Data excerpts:
☆ ☆ ☆ ☆ ☆ ☆ ☆
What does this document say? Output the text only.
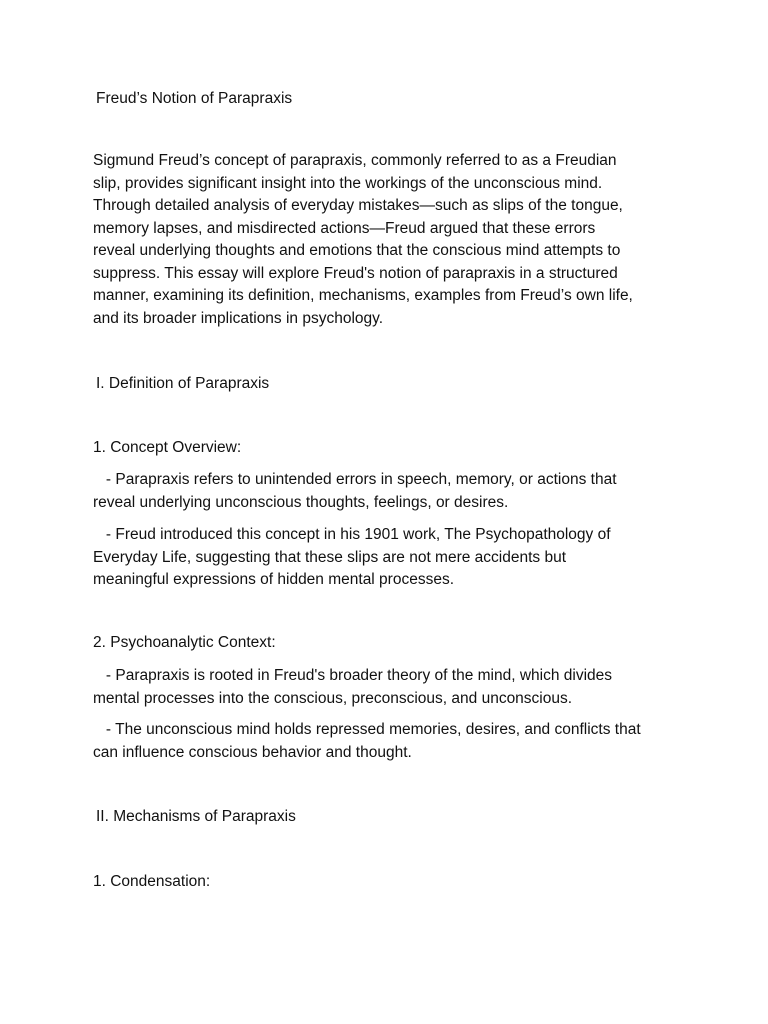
Freud’s Notion of Parapraxis
Sigmund Freud’s concept of parapraxis, commonly referred to as a Freudian
slip, provides significant insight into the workings of the unconscious mind.
Through detailed analysis of everyday mistakes—such as slips of the tongue,
memory lapses, and misdirected actions—Freud argued that these errors
reveal underlying thoughts and emotions that the conscious mind attempts to
suppress. This essay will explore Freud's notion of parapraxis in a structured
manner, examining its definition, mechanisms, examples from Freud’s own life,
and its broader implications in psychology.
I. Definition of Parapraxis
1. Concept Overview:
- Parapraxis refers to unintended errors in speech, memory, or actions that
reveal underlying unconscious thoughts, feelings, or desires.
- Freud introduced this concept in his 1901 work, The Psychopathology of
Everyday Life, suggesting that these slips are not mere accidents but
meaningful expressions of hidden mental processes.
2. Psychoanalytic Context:
- Parapraxis is rooted in Freud's broader theory of the mind, which divides
mental processes into the conscious, preconscious, and unconscious.
- The unconscious mind holds repressed memories, desires, and conflicts that
can influence conscious behavior and thought.
II. Mechanisms of Parapraxis
1. Condensation:
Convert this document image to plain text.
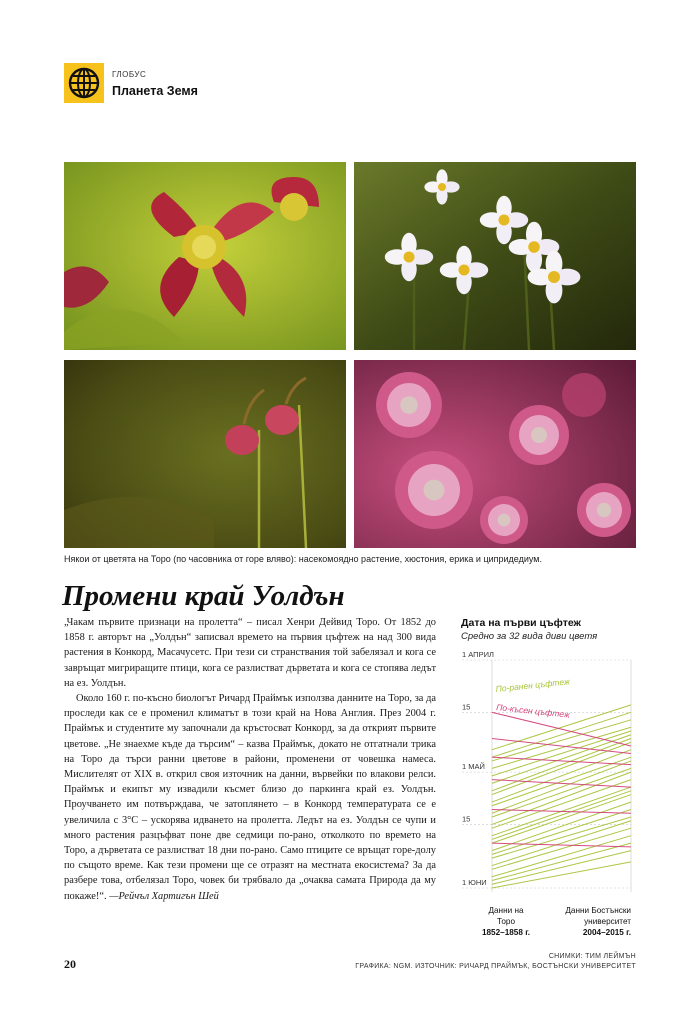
ГЛОБУС
Планета Земя
Някои от цветята на Торо (по часовника от горе вляво): насекомоядно растение, хюстония, ерика и ципридедиум.
Промени край Уолдън

„Чакам първите признаци на пролетта“ – писал Хенри Дейвид Торо. От 1852 до 1858 г. авторът на „Уолдън“ записвал времето на първия цъфтеж на над 300 вида растения в Конкорд, Масачусетс. При тези си странствания той забелязал и кога се завръщат мигриращите птици, кога се разлистват дърветата и кога се стопява ледът на ез. Уолдън.

Около 160 г. по-късно биологът Ричард Праймък използва данните на Торо, за да проследи как се е променил климатът в този край на Нова Англия. През 2004 г. Праймък и студентите му започнали да кръстосват Конкорд, за да открият първите цветове. „Не знаехме къде да търсим“ – казва Праймък, докато не отгатнали трика на Торо да търси ранни цветове в райони, променени от човешка намеса. Мислителят от XIX в. открил своя източник на данни, вървейки по влакови релси. Праймък и екипът му извадили късмет близо до паркинга край ез. Уолдън. Проучването им потвърждава, че затоплянето – в Конкорд температурата се е увеличила с 3°С – ускорява идването на пролетта. Ледът на ез. Уолдън се чупи и много растения разцъфват поне две седмици по-рано, отколкото по времето на Торо, а дърветата се разлистват 18 дни по-рано. Само птиците се връщат горе-долу по същото време. Как тези промени ще се отразят на местната екосистема? За да разбере това, отбелязал Торо, човек би трябвало да „очаква самата Природа да му покаже!“. —Рейчъл Хартигън Шей

Дата на първи цъфтеж
Средно за 32 вида диви цветя
1 АПРИЛ
15
1 МАЙ
15
1 ЮНИ
По-ранен цъфтеж
По-късен цъфтеж
Данни на
Торо
1852–1858 г.
Данни Бостънски
университет
2004–2015 г.
20
СНИМКИ: ТИМ ЛЕЙМЪН
ГРАФИКА: NGM. ИЗТОЧНИК: РИЧАРД ПРАЙМЪК, БОСТЪНСКИ УНИВЕРСИТЕТ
☆ ☆ ☆ ☆ ☆ ☆ ☆
● **TASK OBJECTIVE**:
Collect every line with the string "slips" from the records, and copy each.

● **THE COMPLETED TASK**:
Through detailed analysis of everyday mistakes—such as slips of the tongue,
Everyday Life, suggesting that these slips are not mere accidents but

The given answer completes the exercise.